> [WRITTEN EXERCISE]:
Return all of the entries exactly as written.

> [Saved entries]:
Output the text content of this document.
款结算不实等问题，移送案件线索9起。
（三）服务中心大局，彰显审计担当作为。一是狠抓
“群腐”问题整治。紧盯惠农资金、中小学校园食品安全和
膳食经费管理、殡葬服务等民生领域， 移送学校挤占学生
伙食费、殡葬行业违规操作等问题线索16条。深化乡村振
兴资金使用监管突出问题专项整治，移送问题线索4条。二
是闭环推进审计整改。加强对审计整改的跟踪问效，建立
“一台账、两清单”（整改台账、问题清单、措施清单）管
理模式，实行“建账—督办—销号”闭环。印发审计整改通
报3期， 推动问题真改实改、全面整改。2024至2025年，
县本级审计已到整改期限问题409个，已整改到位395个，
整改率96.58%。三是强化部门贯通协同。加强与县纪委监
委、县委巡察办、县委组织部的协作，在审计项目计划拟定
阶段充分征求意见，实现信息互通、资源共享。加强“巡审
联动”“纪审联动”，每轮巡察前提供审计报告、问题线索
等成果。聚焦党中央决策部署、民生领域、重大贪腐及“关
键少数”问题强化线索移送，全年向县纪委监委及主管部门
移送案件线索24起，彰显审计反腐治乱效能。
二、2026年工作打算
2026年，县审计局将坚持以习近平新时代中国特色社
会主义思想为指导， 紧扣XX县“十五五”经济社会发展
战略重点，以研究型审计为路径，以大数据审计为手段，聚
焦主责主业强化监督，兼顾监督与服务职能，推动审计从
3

> [TASK RESULT]:
Output the text content of this document.
款结算不实等问题，移送案件线索9起。
（三）服务中心大局，彰显审计担当作为。一是狠抓
“群腐”问题整治。紧盯惠农资金、中小学校园食品安全和
膳食经费管理、殡葬服务等民生领域， 移送学校挤占学生
伙食费、殡葬行业违规操作等问题线索16条。深化乡村振
兴资金使用监管突出问题专项整治，移送问题线索4条。二
是闭环推进审计整改。加强对审计整改的跟踪问效，建立
“一台账、两清单”（整改台账、问题清单、措施清单）管
理模式，实行“建账—督办—销号”闭环。印发审计整改通
报3期， 推动问题真改实改、全面整改。2024至2025年，
县本级审计已到整改期限问题409个，已整改到位395个，
整改率96.58%。三是强化部门贯通协同。加强与县纪委监
委、县委巡察办、县委组织部的协作，在审计项目计划拟定
阶段充分征求意见，实现信息互通、资源共享。加强“巡审
联动”“纪审联动”，每轮巡察前提供审计报告、问题线索
等成果。聚焦党中央决策部署、民生领域、重大贪腐及“关
键少数”问题强化线索移送，全年向县纪委监委及主管部门
移送案件线索24起，彰显审计反腐治乱效能。
二、2026年工作打算
2026年，县审计局将坚持以习近平新时代中国特色社
会主义思想为指导， 紧扣XX县“十五五”经济社会发展
战略重点，以研究型审计为路径，以大数据审计为手段，聚
焦主责主业强化监督，兼顾监督与服务职能，推动审计从
3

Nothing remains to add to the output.